%%

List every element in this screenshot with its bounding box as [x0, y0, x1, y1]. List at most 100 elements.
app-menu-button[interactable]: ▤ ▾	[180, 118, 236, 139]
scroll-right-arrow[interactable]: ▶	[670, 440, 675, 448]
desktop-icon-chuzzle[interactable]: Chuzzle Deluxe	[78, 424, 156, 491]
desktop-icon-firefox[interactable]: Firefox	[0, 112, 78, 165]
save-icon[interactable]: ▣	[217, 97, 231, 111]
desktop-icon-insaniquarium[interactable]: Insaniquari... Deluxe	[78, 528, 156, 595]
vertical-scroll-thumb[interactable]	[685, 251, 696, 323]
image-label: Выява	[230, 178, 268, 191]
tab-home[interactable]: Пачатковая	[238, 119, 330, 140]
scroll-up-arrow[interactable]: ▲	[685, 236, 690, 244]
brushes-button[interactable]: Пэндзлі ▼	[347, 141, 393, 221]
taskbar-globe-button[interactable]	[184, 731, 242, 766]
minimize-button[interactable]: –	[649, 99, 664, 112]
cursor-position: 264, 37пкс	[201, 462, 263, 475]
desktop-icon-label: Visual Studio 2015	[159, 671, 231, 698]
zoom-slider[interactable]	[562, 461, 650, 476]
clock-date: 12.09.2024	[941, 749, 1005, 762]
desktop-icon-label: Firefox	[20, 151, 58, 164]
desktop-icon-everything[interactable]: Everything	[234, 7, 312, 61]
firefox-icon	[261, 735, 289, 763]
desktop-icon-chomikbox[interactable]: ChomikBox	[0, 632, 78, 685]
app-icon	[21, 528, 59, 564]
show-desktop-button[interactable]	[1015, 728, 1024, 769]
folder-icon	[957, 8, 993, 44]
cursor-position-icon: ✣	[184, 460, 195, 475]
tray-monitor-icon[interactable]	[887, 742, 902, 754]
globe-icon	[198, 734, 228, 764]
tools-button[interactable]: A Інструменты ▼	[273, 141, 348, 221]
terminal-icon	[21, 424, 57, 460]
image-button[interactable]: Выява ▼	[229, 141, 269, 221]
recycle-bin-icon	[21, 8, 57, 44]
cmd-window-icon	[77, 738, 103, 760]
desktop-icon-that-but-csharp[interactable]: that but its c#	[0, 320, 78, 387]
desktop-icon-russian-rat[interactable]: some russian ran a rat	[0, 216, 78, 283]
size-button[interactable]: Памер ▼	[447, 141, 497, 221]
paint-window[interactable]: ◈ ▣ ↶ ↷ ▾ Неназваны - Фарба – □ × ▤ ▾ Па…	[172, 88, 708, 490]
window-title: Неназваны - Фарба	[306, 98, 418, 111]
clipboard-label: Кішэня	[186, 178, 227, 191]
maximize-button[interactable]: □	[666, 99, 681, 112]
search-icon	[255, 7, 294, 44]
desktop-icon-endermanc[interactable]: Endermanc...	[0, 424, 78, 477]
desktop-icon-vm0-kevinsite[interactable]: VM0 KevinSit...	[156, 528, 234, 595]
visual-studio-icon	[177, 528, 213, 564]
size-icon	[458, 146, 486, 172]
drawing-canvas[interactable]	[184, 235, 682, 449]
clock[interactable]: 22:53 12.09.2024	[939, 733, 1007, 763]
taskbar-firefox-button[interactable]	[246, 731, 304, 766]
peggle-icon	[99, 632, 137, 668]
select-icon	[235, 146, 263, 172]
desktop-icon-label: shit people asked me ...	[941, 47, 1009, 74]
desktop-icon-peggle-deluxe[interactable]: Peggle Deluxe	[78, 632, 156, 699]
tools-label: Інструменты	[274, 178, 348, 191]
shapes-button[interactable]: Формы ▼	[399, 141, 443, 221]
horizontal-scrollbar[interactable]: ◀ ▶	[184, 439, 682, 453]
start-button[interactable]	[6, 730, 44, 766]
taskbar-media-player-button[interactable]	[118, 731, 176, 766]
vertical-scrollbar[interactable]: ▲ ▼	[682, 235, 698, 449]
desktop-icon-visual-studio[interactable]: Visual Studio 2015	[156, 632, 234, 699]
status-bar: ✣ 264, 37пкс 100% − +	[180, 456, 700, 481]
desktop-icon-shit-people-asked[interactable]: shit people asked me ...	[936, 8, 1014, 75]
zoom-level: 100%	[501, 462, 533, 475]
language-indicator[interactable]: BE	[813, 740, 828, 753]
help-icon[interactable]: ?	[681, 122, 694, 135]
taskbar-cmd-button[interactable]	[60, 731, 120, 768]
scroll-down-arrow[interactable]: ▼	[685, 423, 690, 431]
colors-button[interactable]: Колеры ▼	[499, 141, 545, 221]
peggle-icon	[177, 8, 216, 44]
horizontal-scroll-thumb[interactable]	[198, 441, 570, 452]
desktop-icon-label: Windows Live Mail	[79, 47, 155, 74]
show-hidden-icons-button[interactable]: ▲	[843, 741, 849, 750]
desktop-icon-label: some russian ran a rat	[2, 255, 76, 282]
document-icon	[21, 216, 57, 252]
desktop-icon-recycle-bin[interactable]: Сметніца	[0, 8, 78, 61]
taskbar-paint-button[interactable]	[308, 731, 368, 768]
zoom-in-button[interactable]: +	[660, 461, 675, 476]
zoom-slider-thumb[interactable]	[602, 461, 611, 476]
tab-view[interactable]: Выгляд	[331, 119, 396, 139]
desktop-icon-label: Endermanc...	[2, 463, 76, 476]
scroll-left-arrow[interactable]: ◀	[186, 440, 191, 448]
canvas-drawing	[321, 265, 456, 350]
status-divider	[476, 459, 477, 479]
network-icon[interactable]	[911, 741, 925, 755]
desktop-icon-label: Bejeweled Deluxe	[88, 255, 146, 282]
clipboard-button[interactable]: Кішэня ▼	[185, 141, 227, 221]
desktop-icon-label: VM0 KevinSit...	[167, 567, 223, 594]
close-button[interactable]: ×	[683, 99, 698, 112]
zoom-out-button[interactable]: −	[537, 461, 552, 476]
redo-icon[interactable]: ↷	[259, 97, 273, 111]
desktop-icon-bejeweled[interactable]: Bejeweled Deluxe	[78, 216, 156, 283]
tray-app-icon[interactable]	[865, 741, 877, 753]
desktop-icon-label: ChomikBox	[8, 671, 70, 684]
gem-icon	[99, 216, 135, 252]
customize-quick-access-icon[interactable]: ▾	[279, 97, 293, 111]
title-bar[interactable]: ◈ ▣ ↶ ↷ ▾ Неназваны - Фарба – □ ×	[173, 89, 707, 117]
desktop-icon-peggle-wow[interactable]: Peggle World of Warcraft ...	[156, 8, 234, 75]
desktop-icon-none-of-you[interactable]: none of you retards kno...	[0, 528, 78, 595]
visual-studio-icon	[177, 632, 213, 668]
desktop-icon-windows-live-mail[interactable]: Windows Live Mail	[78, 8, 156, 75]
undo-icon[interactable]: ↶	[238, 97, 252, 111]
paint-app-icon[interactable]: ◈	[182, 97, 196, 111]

%%

**REQUIREMENT:** Copy all of the data above verbatim, keeping every line unchanged and in its original order.

**ANSWER TO THIS EXERCISE:**
List every element in this screenshot with its bounding box as [x0, y0, x1, y1]. List at most 100 elements.
app-menu-button[interactable]: ▤ ▾	[180, 118, 236, 139]
scroll-right-arrow[interactable]: ▶	[670, 440, 675, 448]
desktop-icon-chuzzle[interactable]: Chuzzle Deluxe	[78, 424, 156, 491]
desktop-icon-firefox[interactable]: Firefox	[0, 112, 78, 165]
save-icon[interactable]: ▣	[217, 97, 231, 111]
desktop-icon-insaniquarium[interactable]: Insaniquari... Deluxe	[78, 528, 156, 595]
vertical-scroll-thumb[interactable]	[685, 251, 696, 323]
image-label: Выява	[230, 178, 268, 191]
tab-home[interactable]: Пачатковая	[238, 119, 330, 140]
scroll-up-arrow[interactable]: ▲	[685, 236, 690, 244]
brushes-button[interactable]: Пэндзлі ▼	[347, 141, 393, 221]
taskbar-globe-button[interactable]	[184, 731, 242, 766]
minimize-button[interactable]: –	[649, 99, 664, 112]
cursor-position: 264, 37пкс	[201, 462, 263, 475]
desktop-icon-label: Visual Studio 2015	[159, 671, 231, 698]
zoom-slider[interactable]	[562, 461, 650, 476]
clock-date: 12.09.2024	[941, 749, 1005, 762]
desktop-icon-label: Firefox	[20, 151, 58, 164]
desktop-icon-everything[interactable]: Everything	[234, 7, 312, 61]
firefox-icon	[261, 735, 289, 763]
desktop-icon-chomikbox[interactable]: ChomikBox	[0, 632, 78, 685]
app-icon	[21, 528, 59, 564]
show-desktop-button[interactable]	[1015, 728, 1024, 769]
folder-icon	[957, 8, 993, 44]
cursor-position-icon: ✣	[184, 460, 195, 475]
tray-monitor-icon[interactable]	[887, 742, 902, 754]
globe-icon	[198, 734, 228, 764]
tools-button[interactable]: A Інструменты ▼	[273, 141, 348, 221]
terminal-icon	[21, 424, 57, 460]
image-button[interactable]: Выява ▼	[229, 141, 269, 221]
recycle-bin-icon	[21, 8, 57, 44]
cmd-window-icon	[77, 738, 103, 760]
desktop-icon-that-but-csharp[interactable]: that but its c#	[0, 320, 78, 387]
desktop-icon-russian-rat[interactable]: some russian ran a rat	[0, 216, 78, 283]
size-button[interactable]: Памер ▼	[447, 141, 497, 221]
paint-window[interactable]: ◈ ▣ ↶ ↷ ▾ Неназваны - Фарба – □ × ▤ ▾ Па…	[172, 88, 708, 490]
window-title: Неназваны - Фарба	[306, 98, 418, 111]
clipboard-label: Кішэня	[186, 178, 227, 191]
maximize-button[interactable]: □	[666, 99, 681, 112]
search-icon	[255, 7, 294, 44]
desktop-icon-endermanc[interactable]: Endermanc...	[0, 424, 78, 477]
desktop-icon-vm0-kevinsite[interactable]: VM0 KevinSit...	[156, 528, 234, 595]
visual-studio-icon	[177, 528, 213, 564]
size-icon	[458, 146, 486, 172]
drawing-canvas[interactable]	[184, 235, 682, 449]
clock[interactable]: 22:53 12.09.2024	[939, 733, 1007, 763]
taskbar-firefox-button[interactable]	[246, 731, 304, 766]
peggle-icon	[99, 632, 137, 668]
select-icon	[235, 146, 263, 172]
desktop-icon-label: shit people asked me ...	[941, 47, 1009, 74]
desktop-icon-peggle-deluxe[interactable]: Peggle Deluxe	[78, 632, 156, 699]
tools-label: Інструменты	[274, 178, 348, 191]
shapes-button[interactable]: Формы ▼	[399, 141, 443, 221]
horizontal-scrollbar[interactable]: ◀ ▶	[184, 439, 682, 453]
start-button[interactable]	[6, 730, 44, 766]
taskbar-media-player-button[interactable]	[118, 731, 176, 766]
vertical-scrollbar[interactable]: ▲ ▼	[682, 235, 698, 449]
desktop-icon-visual-studio[interactable]: Visual Studio 2015	[156, 632, 234, 699]
status-bar: ✣ 264, 37пкс 100% − +	[180, 456, 700, 481]
desktop-icon-shit-people-asked[interactable]: shit people asked me ...	[936, 8, 1014, 75]
zoom-level: 100%	[501, 462, 533, 475]
language-indicator[interactable]: BE	[813, 740, 828, 753]
help-icon[interactable]: ?	[681, 122, 694, 135]
taskbar-cmd-button[interactable]	[60, 731, 120, 768]
scroll-down-arrow[interactable]: ▼	[685, 423, 690, 431]
colors-button[interactable]: Колеры ▼	[499, 141, 545, 221]
peggle-icon	[177, 8, 216, 44]
horizontal-scroll-thumb[interactable]	[198, 441, 570, 452]
desktop-icon-label: Windows Live Mail	[79, 47, 155, 74]
show-hidden-icons-button[interactable]: ▲	[843, 741, 849, 750]
desktop-icon-label: some russian ran a rat	[2, 255, 76, 282]
document-icon	[21, 216, 57, 252]
desktop-icon-recycle-bin[interactable]: Сметніца	[0, 8, 78, 61]
taskbar-paint-button[interactable]	[308, 731, 368, 768]
zoom-in-button[interactable]: +	[660, 461, 675, 476]
zoom-slider-thumb[interactable]	[602, 461, 611, 476]
tab-view[interactable]: Выгляд	[331, 119, 396, 139]
desktop-icon-label: Endermanc...	[2, 463, 76, 476]
scroll-left-arrow[interactable]: ◀	[186, 440, 191, 448]
canvas-drawing	[321, 265, 456, 350]
status-divider	[476, 459, 477, 479]
network-icon[interactable]	[911, 741, 925, 755]
desktop-icon-label: Bejeweled Deluxe	[88, 255, 146, 282]
clipboard-button[interactable]: Кішэня ▼	[185, 141, 227, 221]
desktop-icon-label: VM0 KevinSit...	[167, 567, 223, 594]
close-button[interactable]: ×	[683, 99, 698, 112]
zoom-out-button[interactable]: −	[537, 461, 552, 476]
redo-icon[interactable]: ↷	[259, 97, 273, 111]
desktop-icon-bejeweled[interactable]: Bejeweled Deluxe	[78, 216, 156, 283]
tray-app-icon[interactable]	[865, 741, 877, 753]
desktop-icon-label: ChomikBox	[8, 671, 70, 684]
gem-icon	[99, 216, 135, 252]
customize-quick-access-icon[interactable]: ▾	[279, 97, 293, 111]
title-bar[interactable]: ◈ ▣ ↶ ↷ ▾ Неназваны - Фарба – □ ×	[173, 89, 707, 117]
desktop-icon-peggle-wow[interactable]: Peggle World of Warcraft ...	[156, 8, 234, 75]
desktop-icon-none-of-you[interactable]: none of you retards kno...	[0, 528, 78, 595]
visual-studio-icon	[177, 632, 213, 668]
desktop-icon-windows-live-mail[interactable]: Windows Live Mail	[78, 8, 156, 75]
undo-icon[interactable]: ↶	[238, 97, 252, 111]
paint-app-icon[interactable]: ◈	[182, 97, 196, 111]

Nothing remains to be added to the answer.